Instruction
Wherever "usually" appears in a line, copy that line.

Material for the task
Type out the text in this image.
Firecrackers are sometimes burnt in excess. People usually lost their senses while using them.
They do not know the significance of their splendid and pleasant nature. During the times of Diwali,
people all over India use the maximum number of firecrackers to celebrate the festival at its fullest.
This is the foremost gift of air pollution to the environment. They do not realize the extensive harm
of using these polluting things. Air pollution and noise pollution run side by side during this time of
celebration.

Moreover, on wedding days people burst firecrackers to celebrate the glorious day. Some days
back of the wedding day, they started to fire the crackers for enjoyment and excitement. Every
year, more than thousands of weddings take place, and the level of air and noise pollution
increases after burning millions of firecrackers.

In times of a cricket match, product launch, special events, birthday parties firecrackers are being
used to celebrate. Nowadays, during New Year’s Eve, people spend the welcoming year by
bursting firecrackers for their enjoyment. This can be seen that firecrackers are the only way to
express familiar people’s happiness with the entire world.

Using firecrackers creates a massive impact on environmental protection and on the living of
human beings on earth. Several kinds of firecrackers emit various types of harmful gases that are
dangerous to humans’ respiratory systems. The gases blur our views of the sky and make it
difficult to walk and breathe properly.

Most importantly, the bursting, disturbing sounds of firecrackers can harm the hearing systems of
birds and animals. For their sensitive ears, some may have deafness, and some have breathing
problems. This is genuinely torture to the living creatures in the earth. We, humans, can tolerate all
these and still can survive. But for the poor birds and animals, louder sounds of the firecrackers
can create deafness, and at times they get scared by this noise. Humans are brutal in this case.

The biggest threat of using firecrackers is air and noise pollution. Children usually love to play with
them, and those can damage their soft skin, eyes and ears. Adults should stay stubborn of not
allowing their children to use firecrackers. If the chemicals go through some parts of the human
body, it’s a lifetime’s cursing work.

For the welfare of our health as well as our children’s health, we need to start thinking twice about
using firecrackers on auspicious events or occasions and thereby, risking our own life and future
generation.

...

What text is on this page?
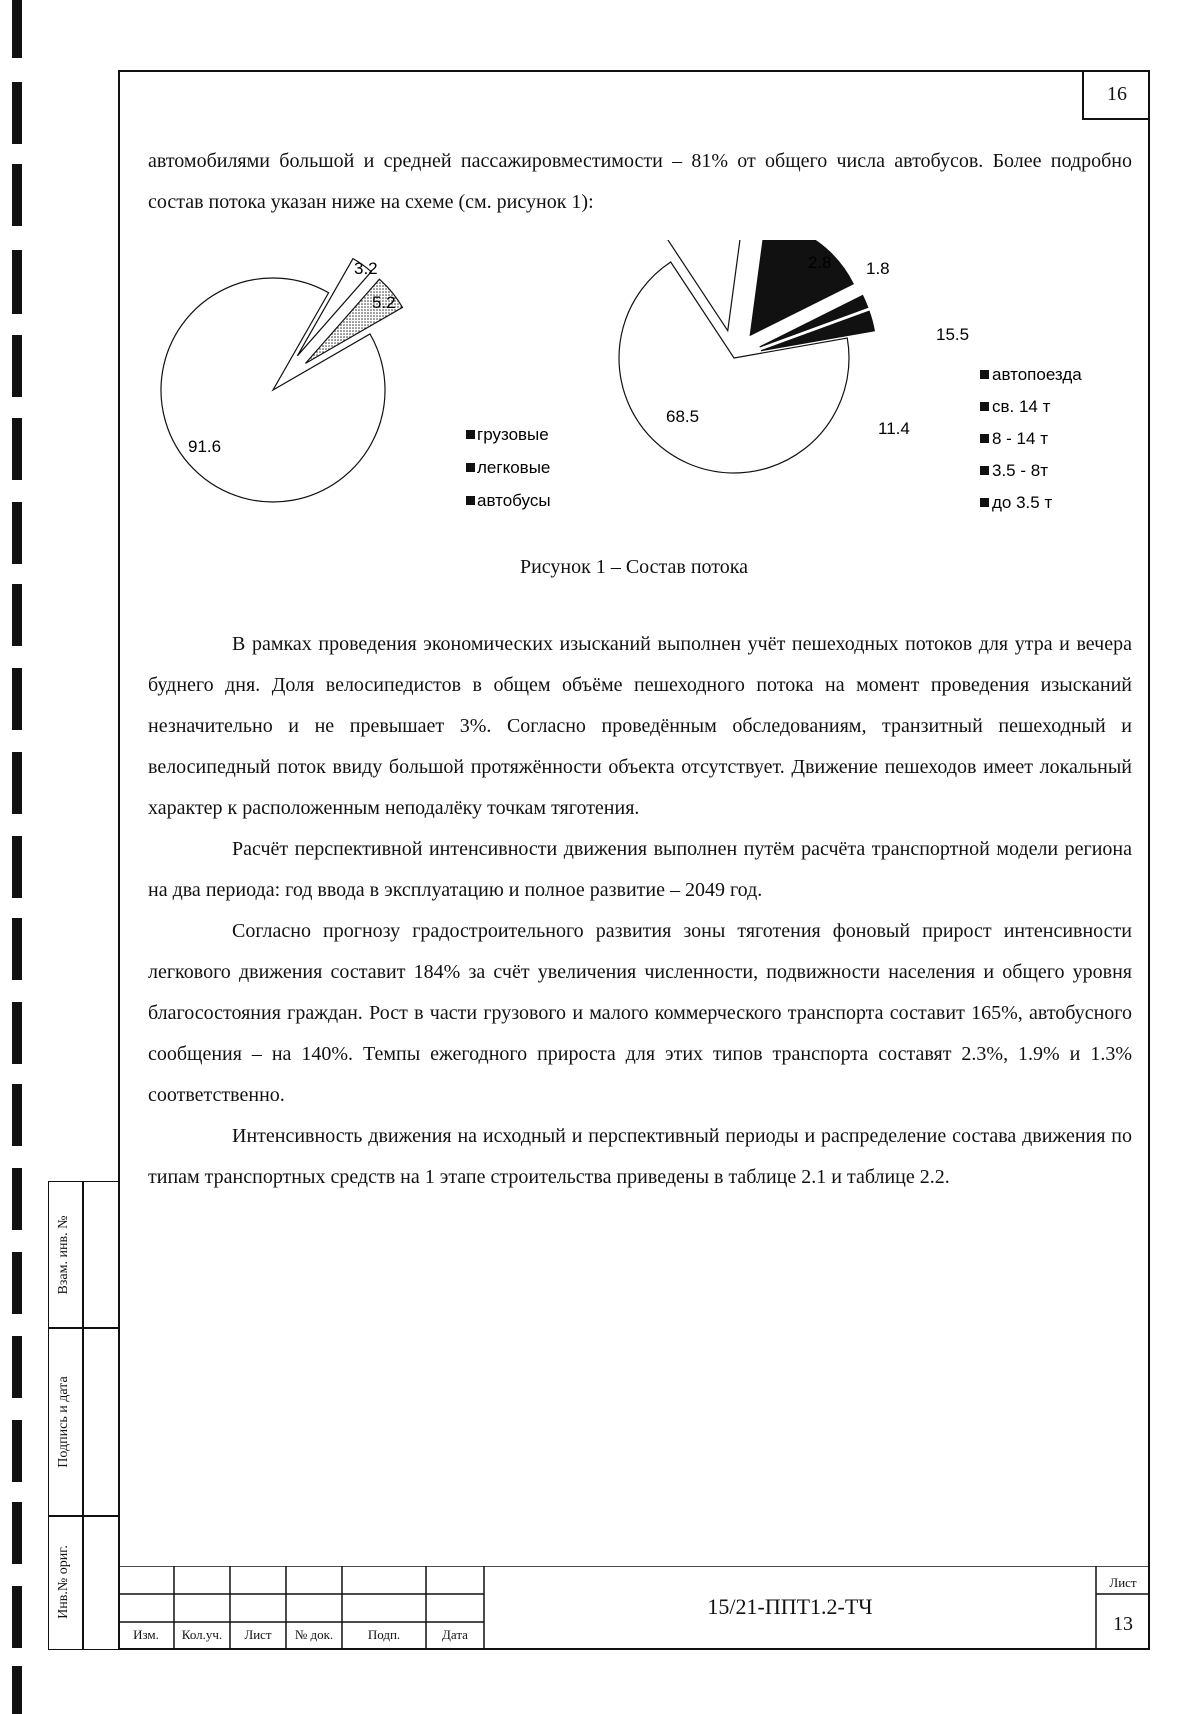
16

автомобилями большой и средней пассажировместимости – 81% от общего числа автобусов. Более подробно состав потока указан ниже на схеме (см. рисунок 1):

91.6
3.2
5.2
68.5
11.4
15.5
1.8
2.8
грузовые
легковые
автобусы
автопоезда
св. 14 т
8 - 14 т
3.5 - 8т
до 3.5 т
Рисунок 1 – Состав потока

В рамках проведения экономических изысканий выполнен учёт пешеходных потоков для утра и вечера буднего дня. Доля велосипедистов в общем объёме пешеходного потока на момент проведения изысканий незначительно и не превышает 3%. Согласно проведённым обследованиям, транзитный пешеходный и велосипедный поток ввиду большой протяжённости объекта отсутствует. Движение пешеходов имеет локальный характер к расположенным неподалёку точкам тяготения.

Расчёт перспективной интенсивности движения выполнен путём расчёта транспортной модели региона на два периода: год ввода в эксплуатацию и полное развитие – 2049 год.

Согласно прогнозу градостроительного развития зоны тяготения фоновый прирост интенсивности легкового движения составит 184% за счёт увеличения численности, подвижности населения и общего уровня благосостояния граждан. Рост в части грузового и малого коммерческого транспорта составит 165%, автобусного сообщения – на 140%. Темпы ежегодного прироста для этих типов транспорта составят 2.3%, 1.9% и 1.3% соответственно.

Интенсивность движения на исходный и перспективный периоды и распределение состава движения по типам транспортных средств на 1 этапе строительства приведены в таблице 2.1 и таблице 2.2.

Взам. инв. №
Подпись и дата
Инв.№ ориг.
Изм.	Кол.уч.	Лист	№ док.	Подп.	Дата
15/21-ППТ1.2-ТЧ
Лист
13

Answer below
Firecrackers are sometimes burnt in excess. People usually lost their senses while using them.
The biggest threat of using firecrackers is air and noise pollution. Children usually love to play with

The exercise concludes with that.